__YOUR TASK__. From the entries below, please gather each line containing the string "Pellets".

__INFORMATION SHOWN__.
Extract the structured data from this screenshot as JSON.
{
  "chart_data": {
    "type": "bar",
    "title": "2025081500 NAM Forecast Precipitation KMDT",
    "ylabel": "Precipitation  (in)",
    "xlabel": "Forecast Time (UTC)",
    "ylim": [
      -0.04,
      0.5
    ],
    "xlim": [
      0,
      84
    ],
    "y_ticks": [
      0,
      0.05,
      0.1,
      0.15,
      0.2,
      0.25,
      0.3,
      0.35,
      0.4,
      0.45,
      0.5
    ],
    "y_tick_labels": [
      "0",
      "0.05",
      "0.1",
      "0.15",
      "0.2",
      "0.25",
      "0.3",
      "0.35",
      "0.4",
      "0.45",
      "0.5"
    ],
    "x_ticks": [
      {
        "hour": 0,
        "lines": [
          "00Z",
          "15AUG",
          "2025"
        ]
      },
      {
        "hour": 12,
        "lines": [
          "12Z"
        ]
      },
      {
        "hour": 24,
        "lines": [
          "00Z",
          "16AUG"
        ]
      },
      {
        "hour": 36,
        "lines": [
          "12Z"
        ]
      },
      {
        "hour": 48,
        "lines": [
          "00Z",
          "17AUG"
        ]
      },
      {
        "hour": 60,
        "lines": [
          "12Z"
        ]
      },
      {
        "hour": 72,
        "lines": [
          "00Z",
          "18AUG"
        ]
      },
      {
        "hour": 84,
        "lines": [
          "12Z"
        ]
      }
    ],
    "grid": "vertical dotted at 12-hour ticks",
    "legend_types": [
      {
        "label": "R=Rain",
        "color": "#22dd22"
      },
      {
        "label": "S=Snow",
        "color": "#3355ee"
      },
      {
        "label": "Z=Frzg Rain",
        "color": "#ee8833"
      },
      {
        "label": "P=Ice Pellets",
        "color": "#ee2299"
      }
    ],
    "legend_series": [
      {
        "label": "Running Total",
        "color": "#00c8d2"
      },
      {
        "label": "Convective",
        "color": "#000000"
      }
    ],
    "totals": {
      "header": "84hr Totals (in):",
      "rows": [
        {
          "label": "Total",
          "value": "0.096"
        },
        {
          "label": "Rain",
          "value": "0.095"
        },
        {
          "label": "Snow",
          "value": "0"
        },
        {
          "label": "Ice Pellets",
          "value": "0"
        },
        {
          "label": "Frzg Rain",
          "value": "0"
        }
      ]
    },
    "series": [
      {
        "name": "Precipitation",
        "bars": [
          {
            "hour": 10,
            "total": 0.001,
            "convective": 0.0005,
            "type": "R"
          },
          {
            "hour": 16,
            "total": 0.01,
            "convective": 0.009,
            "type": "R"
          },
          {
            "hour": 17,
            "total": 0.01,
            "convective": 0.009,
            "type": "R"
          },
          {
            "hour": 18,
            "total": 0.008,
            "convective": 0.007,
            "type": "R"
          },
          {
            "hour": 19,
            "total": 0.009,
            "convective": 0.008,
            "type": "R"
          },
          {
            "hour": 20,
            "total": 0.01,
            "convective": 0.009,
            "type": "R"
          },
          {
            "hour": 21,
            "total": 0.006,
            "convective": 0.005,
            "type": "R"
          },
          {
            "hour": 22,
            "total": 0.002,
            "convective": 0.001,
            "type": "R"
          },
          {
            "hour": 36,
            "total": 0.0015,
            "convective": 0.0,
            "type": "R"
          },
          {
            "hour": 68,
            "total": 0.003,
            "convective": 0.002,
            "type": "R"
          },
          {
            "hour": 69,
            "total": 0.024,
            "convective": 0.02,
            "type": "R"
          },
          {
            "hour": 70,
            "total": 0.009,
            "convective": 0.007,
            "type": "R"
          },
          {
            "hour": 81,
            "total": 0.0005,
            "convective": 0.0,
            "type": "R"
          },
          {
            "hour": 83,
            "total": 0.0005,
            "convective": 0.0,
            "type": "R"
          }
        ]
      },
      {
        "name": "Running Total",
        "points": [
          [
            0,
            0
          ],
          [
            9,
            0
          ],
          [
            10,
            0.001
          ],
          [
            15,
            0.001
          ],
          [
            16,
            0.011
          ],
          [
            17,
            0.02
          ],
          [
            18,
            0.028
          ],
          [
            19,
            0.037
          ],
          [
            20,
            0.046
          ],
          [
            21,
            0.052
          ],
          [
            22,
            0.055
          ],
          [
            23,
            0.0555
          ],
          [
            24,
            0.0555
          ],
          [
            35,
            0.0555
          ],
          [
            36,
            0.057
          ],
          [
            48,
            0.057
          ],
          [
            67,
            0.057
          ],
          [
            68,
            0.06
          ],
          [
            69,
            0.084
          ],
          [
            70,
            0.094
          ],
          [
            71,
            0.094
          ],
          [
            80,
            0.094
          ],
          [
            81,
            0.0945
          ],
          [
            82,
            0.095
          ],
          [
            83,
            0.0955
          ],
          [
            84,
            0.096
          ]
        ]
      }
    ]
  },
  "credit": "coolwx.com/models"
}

__PROBLEM SOLUTION__.
        "label": "P=Ice Pellets",
          "label": "Ice Pellets",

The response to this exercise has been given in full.